_Instructions to follow_: Pull out every line below containing the word "they".

_Extracted entries_:
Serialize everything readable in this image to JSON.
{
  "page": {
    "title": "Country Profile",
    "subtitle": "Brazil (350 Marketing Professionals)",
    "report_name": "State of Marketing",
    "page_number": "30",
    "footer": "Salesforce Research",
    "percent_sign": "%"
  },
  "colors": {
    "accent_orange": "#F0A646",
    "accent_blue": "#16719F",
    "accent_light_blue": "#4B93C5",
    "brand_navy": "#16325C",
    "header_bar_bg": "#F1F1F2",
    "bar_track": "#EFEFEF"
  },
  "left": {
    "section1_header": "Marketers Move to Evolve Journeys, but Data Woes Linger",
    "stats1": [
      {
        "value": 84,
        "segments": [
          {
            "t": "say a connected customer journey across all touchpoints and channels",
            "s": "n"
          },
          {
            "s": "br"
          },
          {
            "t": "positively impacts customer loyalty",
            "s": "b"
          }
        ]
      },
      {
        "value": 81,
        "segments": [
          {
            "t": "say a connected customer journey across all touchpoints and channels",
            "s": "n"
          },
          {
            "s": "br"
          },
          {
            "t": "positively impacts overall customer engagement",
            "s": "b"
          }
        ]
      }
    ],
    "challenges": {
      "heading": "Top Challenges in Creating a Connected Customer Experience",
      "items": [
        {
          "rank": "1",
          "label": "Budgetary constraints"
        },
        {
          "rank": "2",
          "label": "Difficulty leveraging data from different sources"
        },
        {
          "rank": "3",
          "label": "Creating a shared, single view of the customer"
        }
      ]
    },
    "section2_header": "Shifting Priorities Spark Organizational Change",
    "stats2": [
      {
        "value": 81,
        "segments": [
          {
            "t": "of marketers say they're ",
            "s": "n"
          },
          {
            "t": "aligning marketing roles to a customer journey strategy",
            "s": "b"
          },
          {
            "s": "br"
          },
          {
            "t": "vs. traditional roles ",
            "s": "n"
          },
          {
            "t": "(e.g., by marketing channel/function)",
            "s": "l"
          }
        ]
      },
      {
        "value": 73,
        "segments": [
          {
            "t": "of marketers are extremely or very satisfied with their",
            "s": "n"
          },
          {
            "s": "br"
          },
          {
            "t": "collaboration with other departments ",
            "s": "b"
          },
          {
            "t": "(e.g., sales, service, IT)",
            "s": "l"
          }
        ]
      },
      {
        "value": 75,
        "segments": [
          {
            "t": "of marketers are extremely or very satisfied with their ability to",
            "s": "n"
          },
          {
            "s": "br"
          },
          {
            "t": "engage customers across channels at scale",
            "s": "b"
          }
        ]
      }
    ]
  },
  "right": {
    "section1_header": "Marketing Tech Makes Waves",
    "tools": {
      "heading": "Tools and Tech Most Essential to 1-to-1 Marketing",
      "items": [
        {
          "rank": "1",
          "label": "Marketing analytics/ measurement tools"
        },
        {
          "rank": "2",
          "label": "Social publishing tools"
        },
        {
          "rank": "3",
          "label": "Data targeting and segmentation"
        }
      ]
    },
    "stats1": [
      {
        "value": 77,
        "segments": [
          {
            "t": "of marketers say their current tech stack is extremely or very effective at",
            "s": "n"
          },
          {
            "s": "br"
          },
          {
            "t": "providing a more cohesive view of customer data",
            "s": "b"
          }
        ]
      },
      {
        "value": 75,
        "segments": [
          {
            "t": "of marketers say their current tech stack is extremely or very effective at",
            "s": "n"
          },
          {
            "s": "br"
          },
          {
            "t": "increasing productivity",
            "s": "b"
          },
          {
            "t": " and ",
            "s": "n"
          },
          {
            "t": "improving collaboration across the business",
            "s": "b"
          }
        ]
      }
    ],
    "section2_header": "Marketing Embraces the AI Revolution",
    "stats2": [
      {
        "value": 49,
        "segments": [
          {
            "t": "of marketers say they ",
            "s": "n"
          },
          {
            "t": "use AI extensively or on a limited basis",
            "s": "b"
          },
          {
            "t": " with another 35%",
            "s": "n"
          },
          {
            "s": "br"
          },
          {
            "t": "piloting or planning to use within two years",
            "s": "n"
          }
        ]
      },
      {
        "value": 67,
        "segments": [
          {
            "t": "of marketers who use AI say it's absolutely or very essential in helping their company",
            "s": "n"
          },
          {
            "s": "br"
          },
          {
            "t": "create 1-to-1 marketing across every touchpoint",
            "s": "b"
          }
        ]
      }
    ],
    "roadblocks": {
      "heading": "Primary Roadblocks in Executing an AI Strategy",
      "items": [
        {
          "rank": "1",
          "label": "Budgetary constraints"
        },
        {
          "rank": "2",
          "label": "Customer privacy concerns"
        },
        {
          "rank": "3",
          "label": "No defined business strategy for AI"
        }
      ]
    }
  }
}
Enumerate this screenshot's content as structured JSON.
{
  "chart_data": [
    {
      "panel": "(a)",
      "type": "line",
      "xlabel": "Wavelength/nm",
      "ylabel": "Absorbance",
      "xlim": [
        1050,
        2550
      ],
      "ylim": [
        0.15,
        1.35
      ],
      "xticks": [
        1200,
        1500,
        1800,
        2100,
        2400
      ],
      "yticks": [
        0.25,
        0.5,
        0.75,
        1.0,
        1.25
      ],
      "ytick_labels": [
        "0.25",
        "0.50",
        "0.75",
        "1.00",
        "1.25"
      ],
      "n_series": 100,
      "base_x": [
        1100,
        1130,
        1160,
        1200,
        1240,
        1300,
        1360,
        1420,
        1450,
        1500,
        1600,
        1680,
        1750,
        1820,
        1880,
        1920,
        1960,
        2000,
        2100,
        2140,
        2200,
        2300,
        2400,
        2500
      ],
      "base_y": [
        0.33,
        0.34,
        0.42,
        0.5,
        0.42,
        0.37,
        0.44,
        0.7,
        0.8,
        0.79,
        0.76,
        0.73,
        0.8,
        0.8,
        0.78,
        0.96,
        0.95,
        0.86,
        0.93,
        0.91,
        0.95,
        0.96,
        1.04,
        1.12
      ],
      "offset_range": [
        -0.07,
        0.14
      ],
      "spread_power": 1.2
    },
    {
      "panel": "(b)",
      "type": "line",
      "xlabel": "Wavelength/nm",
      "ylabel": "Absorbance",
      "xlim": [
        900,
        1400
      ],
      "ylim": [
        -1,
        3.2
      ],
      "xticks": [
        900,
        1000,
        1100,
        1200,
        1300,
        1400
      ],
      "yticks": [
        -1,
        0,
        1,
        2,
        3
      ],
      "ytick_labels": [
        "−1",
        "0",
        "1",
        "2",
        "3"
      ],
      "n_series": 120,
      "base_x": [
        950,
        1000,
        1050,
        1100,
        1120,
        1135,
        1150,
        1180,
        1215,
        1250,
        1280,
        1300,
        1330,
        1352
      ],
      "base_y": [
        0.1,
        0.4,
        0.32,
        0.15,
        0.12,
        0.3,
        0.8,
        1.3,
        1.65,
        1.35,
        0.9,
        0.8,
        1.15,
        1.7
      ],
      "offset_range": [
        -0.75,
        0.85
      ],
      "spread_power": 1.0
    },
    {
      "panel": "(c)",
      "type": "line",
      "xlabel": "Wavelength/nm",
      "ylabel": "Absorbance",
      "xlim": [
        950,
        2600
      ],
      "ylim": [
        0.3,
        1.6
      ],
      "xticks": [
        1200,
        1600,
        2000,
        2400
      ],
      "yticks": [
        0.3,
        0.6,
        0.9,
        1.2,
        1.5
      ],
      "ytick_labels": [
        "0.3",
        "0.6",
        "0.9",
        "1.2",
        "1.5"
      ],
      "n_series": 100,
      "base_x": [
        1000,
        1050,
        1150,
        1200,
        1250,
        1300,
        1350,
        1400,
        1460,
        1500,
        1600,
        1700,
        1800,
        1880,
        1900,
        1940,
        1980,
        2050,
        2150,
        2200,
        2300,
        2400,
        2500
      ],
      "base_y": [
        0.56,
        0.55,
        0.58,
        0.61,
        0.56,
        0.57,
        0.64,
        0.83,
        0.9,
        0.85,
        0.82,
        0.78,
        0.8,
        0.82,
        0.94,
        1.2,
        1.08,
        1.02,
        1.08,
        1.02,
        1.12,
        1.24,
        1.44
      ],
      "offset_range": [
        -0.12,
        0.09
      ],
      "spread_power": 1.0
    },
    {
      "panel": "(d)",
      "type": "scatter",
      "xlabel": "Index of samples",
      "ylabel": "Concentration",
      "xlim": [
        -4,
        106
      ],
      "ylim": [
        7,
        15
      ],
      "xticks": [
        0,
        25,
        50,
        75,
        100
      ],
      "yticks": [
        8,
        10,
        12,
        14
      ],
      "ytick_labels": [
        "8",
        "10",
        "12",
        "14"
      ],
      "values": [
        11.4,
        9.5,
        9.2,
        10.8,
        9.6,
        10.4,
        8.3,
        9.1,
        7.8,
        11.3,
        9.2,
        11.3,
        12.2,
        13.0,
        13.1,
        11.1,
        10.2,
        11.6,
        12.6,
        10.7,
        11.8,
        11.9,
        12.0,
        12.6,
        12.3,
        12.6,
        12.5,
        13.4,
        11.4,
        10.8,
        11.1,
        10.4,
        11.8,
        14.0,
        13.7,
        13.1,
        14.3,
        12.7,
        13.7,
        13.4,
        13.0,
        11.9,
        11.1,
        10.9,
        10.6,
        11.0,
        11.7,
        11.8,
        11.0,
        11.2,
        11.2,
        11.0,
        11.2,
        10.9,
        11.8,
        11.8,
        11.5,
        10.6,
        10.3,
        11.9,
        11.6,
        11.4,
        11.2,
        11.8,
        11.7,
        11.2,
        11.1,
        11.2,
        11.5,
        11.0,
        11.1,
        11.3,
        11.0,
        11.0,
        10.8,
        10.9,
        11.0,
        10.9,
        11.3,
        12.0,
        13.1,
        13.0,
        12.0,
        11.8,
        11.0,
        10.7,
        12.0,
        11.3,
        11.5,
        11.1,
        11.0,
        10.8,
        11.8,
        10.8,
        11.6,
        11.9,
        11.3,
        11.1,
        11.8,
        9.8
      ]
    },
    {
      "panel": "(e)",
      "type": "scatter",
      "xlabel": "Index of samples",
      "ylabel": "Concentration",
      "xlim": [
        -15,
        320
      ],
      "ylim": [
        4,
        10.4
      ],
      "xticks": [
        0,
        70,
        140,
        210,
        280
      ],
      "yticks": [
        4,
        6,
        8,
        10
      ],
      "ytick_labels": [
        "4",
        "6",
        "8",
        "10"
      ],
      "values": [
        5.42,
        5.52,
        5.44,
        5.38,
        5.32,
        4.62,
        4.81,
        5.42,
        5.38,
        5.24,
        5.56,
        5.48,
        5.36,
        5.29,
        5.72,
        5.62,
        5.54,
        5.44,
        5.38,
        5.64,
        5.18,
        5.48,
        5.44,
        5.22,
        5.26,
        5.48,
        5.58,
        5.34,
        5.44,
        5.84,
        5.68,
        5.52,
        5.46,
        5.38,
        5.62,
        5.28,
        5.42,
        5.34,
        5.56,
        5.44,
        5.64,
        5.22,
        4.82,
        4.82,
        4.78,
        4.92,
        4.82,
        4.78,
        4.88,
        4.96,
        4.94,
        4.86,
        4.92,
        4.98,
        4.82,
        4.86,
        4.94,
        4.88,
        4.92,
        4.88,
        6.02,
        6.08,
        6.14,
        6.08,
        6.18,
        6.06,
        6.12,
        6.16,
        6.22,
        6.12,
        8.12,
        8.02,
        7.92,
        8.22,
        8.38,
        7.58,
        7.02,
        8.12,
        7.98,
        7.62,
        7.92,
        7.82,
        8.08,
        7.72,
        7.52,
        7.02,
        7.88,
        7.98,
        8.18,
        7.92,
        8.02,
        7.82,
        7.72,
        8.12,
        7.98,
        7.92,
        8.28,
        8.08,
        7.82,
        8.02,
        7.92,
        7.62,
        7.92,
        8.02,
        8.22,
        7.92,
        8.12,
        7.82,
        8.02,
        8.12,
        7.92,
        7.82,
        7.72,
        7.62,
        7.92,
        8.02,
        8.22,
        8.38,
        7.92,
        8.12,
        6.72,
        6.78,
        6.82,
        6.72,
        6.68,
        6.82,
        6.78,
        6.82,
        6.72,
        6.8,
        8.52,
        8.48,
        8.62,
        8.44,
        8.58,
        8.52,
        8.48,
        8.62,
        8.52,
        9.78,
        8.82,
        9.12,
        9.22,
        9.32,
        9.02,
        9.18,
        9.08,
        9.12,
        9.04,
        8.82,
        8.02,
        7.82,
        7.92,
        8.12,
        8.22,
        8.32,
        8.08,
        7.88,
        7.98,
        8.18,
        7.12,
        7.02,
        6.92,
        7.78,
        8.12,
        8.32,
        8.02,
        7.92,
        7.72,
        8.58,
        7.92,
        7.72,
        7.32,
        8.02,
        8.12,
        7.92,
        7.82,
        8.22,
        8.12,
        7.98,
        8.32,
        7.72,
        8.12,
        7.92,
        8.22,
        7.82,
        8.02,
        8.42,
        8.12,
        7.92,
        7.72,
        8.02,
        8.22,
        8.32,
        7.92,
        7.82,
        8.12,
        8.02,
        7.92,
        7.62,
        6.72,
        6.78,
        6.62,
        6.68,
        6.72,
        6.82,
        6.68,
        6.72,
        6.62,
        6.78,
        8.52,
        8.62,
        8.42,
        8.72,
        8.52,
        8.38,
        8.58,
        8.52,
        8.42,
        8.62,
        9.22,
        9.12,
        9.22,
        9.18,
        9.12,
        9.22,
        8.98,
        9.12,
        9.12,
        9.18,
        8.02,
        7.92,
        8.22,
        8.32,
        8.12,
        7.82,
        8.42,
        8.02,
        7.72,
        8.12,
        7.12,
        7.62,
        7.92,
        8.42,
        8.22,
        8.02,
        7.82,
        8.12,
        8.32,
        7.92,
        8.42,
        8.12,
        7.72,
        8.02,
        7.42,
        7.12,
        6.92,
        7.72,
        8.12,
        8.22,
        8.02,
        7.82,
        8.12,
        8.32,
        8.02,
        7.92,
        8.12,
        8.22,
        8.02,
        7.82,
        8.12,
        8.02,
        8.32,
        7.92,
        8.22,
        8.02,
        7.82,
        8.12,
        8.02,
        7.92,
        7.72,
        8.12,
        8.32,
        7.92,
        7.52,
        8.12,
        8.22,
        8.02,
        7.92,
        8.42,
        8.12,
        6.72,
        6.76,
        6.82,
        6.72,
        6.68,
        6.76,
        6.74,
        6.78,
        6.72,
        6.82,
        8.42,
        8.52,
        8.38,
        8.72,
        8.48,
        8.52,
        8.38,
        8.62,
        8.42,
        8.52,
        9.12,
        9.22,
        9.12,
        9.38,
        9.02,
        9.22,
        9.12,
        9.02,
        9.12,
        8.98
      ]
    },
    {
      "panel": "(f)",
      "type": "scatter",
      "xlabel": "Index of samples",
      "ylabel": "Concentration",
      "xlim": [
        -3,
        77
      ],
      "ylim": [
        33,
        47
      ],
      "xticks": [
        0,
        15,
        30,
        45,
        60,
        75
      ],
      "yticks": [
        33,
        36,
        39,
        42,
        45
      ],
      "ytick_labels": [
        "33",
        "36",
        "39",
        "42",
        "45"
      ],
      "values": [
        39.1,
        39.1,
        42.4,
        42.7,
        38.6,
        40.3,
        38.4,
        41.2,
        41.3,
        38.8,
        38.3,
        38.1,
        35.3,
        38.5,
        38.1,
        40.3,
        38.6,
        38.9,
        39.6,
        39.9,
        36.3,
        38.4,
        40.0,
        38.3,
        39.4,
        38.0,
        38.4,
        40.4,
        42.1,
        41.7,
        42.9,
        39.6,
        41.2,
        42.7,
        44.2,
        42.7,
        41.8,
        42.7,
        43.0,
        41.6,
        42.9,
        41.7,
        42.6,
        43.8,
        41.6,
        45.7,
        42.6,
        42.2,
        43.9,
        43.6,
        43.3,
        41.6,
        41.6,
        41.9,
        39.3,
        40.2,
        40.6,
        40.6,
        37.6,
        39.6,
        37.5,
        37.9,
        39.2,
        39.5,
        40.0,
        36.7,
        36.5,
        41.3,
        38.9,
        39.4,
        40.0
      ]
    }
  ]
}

_Expected answer_:
            "t": "of marketers say they're ",
            "t": "of marketers say they ",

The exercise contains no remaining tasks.